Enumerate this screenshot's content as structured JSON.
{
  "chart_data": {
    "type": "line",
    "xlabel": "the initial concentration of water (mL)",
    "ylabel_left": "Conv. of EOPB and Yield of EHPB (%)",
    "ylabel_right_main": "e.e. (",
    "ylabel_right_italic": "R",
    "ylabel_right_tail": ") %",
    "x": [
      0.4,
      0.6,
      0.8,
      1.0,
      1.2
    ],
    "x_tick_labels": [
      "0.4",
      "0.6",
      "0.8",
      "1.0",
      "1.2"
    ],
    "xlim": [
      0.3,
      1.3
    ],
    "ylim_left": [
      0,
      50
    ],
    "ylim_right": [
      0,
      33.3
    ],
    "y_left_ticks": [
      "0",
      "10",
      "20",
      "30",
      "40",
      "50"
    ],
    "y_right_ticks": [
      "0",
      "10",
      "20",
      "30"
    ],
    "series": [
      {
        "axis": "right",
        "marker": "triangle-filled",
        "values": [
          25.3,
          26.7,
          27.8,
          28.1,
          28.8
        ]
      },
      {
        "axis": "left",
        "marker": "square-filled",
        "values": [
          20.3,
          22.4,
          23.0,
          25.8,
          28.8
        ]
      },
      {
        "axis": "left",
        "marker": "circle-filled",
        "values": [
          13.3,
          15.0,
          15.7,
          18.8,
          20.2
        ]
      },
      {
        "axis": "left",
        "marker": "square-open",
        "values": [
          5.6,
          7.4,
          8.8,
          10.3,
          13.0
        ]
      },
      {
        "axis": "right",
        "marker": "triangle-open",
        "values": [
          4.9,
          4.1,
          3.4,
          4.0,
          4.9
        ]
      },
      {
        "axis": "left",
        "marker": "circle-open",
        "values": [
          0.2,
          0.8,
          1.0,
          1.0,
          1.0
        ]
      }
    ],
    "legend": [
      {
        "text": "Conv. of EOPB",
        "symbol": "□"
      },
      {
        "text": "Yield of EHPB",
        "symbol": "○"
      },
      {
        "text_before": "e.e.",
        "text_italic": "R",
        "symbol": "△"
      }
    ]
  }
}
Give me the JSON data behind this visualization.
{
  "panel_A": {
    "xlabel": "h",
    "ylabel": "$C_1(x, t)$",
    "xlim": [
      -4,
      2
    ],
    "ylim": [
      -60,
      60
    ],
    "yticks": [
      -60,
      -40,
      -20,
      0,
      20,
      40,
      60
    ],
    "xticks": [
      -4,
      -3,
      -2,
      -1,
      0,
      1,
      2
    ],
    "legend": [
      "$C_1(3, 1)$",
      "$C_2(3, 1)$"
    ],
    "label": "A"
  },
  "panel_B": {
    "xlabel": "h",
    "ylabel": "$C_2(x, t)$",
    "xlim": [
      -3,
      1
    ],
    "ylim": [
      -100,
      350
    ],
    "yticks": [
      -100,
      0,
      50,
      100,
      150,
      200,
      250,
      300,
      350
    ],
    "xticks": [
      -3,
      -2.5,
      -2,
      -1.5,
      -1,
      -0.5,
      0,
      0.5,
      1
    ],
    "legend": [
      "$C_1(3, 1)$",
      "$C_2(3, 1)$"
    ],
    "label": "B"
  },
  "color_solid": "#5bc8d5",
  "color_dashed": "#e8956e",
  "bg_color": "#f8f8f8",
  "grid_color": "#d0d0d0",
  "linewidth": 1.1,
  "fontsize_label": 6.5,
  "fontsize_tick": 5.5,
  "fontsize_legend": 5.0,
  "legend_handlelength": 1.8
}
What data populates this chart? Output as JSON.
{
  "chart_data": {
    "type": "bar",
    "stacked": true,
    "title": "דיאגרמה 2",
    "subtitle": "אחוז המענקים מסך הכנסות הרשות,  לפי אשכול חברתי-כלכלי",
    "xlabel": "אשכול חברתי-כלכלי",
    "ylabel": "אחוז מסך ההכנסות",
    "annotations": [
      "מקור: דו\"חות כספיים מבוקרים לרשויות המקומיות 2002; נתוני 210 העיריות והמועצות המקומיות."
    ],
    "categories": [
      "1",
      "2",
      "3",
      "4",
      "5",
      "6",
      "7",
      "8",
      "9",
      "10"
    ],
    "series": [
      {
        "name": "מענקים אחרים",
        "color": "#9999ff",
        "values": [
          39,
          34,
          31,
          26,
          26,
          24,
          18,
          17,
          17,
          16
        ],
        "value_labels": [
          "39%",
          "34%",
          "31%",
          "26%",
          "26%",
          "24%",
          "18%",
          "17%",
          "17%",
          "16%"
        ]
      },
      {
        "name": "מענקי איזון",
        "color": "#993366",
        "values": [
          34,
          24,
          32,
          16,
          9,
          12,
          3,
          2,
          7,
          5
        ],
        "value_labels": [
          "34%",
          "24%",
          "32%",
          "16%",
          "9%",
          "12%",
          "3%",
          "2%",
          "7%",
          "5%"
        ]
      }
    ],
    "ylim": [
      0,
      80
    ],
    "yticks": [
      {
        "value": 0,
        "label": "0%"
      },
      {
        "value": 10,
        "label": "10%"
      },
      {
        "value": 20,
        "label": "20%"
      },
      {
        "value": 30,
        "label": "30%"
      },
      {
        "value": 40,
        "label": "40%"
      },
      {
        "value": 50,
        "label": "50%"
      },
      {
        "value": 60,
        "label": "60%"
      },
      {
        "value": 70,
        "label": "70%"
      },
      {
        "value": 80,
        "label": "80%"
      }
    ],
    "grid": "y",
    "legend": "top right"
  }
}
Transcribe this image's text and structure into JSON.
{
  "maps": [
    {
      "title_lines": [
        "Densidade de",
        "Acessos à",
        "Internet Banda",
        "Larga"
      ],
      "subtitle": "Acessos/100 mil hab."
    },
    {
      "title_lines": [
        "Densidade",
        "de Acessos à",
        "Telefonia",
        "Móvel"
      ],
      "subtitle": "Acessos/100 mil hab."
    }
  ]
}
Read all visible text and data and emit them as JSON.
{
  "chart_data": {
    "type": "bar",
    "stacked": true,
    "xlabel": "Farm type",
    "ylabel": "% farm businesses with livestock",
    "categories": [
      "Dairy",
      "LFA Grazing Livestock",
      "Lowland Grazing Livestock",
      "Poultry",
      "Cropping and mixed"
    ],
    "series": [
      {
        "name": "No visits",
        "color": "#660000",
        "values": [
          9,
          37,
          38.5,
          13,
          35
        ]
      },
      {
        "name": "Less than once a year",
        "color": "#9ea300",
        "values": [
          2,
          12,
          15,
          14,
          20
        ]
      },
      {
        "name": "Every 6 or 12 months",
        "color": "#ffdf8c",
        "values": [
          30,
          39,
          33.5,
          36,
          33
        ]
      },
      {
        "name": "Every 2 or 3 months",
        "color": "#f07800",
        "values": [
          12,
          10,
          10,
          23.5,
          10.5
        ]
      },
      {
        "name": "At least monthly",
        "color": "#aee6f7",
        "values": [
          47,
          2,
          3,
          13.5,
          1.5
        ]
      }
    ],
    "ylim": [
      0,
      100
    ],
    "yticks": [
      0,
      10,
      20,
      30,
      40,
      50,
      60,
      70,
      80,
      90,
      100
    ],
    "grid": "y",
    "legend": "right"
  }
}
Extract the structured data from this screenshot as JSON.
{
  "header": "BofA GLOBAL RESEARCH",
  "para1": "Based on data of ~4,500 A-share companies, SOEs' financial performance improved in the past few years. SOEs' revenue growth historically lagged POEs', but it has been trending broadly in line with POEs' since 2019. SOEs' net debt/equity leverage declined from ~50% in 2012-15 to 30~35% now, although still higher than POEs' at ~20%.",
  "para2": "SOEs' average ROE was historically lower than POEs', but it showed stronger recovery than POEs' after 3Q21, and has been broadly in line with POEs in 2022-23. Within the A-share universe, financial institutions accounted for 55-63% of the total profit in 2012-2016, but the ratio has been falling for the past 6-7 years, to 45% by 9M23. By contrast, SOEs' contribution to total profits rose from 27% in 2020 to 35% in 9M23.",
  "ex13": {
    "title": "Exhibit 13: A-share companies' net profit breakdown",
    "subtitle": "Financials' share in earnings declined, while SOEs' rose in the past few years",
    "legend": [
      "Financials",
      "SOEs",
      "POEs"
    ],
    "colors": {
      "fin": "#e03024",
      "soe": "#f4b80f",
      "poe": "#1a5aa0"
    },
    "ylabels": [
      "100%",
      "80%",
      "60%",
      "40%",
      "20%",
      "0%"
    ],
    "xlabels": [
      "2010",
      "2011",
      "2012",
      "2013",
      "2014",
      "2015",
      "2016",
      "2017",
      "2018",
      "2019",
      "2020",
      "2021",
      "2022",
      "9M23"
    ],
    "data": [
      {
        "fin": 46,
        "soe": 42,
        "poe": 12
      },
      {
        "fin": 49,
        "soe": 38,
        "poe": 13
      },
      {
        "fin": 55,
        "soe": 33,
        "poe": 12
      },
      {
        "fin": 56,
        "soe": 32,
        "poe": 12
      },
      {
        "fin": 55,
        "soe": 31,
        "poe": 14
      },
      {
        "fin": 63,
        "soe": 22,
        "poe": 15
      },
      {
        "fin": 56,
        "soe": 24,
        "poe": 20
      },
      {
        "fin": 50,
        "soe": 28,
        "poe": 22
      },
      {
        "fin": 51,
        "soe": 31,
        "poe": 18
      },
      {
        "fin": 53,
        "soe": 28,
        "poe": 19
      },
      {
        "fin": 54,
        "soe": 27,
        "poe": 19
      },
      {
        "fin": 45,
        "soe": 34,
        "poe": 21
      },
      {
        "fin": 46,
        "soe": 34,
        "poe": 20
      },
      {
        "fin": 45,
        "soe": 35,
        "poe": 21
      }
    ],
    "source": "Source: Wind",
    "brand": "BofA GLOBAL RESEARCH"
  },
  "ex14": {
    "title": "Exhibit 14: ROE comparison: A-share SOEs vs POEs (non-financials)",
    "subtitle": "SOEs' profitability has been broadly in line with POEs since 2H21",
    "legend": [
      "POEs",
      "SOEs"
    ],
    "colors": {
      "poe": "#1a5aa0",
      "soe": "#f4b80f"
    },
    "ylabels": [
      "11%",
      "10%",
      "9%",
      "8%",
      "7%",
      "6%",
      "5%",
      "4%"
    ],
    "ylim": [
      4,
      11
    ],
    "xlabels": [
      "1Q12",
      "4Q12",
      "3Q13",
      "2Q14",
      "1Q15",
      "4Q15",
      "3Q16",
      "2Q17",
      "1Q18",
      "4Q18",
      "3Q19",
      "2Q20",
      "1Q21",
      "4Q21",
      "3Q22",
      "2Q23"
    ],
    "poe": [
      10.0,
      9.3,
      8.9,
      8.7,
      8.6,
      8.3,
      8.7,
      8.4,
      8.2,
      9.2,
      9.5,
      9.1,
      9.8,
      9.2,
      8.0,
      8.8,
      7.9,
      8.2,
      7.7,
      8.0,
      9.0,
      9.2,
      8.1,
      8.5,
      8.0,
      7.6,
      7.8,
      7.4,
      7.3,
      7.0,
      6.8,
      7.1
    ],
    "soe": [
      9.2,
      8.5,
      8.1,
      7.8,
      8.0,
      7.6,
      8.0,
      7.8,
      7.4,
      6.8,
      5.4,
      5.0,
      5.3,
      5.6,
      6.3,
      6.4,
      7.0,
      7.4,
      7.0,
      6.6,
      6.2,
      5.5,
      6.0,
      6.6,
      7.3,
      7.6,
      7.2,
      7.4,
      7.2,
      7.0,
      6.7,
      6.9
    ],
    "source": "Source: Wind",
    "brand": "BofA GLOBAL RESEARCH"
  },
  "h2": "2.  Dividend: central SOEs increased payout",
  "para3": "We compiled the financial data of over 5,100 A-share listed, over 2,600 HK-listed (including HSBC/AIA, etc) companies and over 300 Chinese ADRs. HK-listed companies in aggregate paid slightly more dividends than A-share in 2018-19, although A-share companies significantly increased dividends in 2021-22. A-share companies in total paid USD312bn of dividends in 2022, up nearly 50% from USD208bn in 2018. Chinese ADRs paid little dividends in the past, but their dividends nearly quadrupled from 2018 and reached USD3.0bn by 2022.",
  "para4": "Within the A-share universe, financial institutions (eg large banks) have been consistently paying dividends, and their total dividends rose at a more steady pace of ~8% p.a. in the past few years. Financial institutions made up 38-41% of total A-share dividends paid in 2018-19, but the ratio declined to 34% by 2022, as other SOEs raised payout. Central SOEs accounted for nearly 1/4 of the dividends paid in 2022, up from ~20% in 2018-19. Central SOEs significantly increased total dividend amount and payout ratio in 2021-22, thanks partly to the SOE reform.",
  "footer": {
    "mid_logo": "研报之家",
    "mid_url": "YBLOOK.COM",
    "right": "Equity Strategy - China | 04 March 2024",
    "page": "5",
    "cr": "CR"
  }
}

## WHAT THE EXERCISE ASKS
Find the lines that include the string "Grazing", then copy each of them.

## OUTPUT FOR THIS EXERCISE
      "LFA Grazing Livestock",
      "Lowland Grazing Livestock",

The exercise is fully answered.